§ Excerpted text:
start

As Hurricane Lili churned toward landfall on the night of October 4, she had escalated from a Category 2 to a Category 4 storm and there was real concern that she might go all the way to the most dangerous level, a Category 5.

Greg Stone
LSU oceanographer Greg Stone

In the LSU Hurricane Center, state climatologist Jay Grymes, LSU oceanographer Greg Stone, and others were intently watching the storm, tracking it through the center’s instruments and supplying advice to state emergency officials in preparation for the big hit.

“This was a system that was ready to strengthen,” Grymes said. “It had all the factors in its favor. It took on a near perfectly symmetrical shape, which is representative of big storms.”

Suddenly and against all expectations, Lili dropped down to a Category 2 storm approximately four hours before making landfall. The considerably weaker hurricane dragged a storm surge across the marshes of South Louisiana and blew through the towns of Kaplan and Abbeville less powerfully than anyone expected, confounding all the predictions and the hurricane models.

Hurricane models are no good if they can’t predict how the storm will behave, so Lili’s sudden drop in intensity generated a lot of interest.

“One idea was that Lili came over cool water that Isidore churned up, but Greg’s data showed otherwise,” Grymes said. Lili passed right over one of the instruments in Stone's Wave-Current Surge Information System (WAVCIS), one of a series of instruments that measures water temperature, wave height, direction, current speed, and meteorological conditions.

Earth Scan Lab

WAVCIS was developed to detect storms while they are still far away from land and gather real-time data from them. WAVCIS showed that the water temperature had indeed cooled because of Hurricane Isidore, which hit just a week prior to Lili. However, the water temperature had bounced back by the time Lili came through. Researchers had to look elsewhere to find the cause of Lili’s slowdown.

Grymes has developed another idea about the cause. “A powerful storm is always symmetrical,” he said. “When Lili went from a [Category] 2 to a 4, she was very symmetrical. But an upper-level low [pressure area] on her western flank began to shear off the western edge of the storm. This slowed the winds and perhaps also dried some of the moist air.”

end

§ Work to be completed:
Answer these questions from the Hurricane Lili text, one per line:
1. Lili escalated from which category to which category on the night of October 4?
2. About how long before landfall did Lili drop to a Category 2 storm?
3. Which hurricane hit a week before Lili and cooled the water?
The lines after this point are separate material with no connection to the Hurricane Lili text.

§ Material provided:
start

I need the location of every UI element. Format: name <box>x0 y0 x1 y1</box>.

end

§ Written answer:
1. From Category 2 to Category 4
2. Approximately four hours
3. Hurricane Isidore